■ ENTRIES PROVIDED:
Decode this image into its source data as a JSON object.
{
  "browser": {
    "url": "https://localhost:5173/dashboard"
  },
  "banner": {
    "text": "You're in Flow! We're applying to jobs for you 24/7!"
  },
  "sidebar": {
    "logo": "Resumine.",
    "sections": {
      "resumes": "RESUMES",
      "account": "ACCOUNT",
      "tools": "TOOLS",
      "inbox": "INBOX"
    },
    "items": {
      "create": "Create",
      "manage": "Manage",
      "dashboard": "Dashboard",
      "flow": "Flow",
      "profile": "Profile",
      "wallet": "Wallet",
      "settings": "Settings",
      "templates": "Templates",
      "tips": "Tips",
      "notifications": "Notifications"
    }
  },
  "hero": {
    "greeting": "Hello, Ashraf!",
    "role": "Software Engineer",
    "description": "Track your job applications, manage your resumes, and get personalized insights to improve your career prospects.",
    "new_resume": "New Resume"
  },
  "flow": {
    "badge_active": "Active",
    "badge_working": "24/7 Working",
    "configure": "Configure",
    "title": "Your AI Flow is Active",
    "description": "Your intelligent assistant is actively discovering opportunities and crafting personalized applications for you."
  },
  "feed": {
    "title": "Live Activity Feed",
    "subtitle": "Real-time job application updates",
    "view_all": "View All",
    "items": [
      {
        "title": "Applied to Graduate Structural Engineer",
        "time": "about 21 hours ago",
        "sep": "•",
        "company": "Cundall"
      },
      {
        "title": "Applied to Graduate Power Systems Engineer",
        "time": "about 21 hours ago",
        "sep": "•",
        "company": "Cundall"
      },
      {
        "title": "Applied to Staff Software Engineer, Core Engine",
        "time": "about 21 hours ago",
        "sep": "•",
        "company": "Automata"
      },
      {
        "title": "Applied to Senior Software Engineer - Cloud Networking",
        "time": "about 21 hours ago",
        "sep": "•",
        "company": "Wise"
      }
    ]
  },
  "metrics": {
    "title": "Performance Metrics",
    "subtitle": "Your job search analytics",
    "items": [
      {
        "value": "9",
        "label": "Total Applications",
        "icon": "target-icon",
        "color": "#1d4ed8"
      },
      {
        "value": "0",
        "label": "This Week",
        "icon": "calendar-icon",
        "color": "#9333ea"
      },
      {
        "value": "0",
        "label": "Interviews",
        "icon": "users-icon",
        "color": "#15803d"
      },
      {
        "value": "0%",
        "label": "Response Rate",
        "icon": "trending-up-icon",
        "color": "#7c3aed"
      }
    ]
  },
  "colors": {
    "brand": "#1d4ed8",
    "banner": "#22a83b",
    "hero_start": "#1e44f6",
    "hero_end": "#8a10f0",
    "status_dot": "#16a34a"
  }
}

■ TASK STATEMENT:
Restate each record word for word.

■ ANSWER FOR THE TASK:
Decode this image into its source data as a JSON object.
{
  "browser": {
    "url": "https://localhost:5173/dashboard"
  },
  "banner": {
    "text": "You're in Flow! We're applying to jobs for you 24/7!"
  },
  "sidebar": {
    "logo": "Resumine.",
    "sections": {
      "resumes": "RESUMES",
      "account": "ACCOUNT",
      "tools": "TOOLS",
      "inbox": "INBOX"
    },
    "items": {
      "create": "Create",
      "manage": "Manage",
      "dashboard": "Dashboard",
      "flow": "Flow",
      "profile": "Profile",
      "wallet": "Wallet",
      "settings": "Settings",
      "templates": "Templates",
      "tips": "Tips",
      "notifications": "Notifications"
    }
  },
  "hero": {
    "greeting": "Hello, Ashraf!",
    "role": "Software Engineer",
    "description": "Track your job applications, manage your resumes, and get personalized insights to improve your career prospects.",
    "new_resume": "New Resume"
  },
  "flow": {
    "badge_active": "Active",
    "badge_working": "24/7 Working",
    "configure": "Configure",
    "title": "Your AI Flow is Active",
    "description": "Your intelligent assistant is actively discovering opportunities and crafting personalized applications for you."
  },
  "feed": {
    "title": "Live Activity Feed",
    "subtitle": "Real-time job application updates",
    "view_all": "View All",
    "items": [
      {
        "title": "Applied to Graduate Structural Engineer",
        "time": "about 21 hours ago",
        "sep": "•",
        "company": "Cundall"
      },
      {
        "title": "Applied to Graduate Power Systems Engineer",
        "time": "about 21 hours ago",
        "sep": "•",
        "company": "Cundall"
      },
      {
        "title": "Applied to Staff Software Engineer, Core Engine",
        "time": "about 21 hours ago",
        "sep": "•",
        "company": "Automata"
      },
      {
        "title": "Applied to Senior Software Engineer - Cloud Networking",
        "time": "about 21 hours ago",
        "sep": "•",
        "company": "Wise"
      }
    ]
  },
  "metrics": {
    "title": "Performance Metrics",
    "subtitle": "Your job search analytics",
    "items": [
      {
        "value": "9",
        "label": "Total Applications",
        "icon": "target-icon",
        "color": "#1d4ed8"
      },
      {
        "value": "0",
        "label": "This Week",
        "icon": "calendar-icon",
        "color": "#9333ea"
      },
      {
        "value": "0",
        "label": "Interviews",
        "icon": "users-icon",
        "color": "#15803d"
      },
      {
        "value": "0%",
        "label": "Response Rate",
        "icon": "trending-up-icon",
        "color": "#7c3aed"
      }
    ]
  },
  "colors": {
    "brand": "#1d4ed8",
    "banner": "#22a83b",
    "hero_start": "#1e44f6",
    "hero_end": "#8a10f0",
    "status_dot": "#16a34a"
  }
}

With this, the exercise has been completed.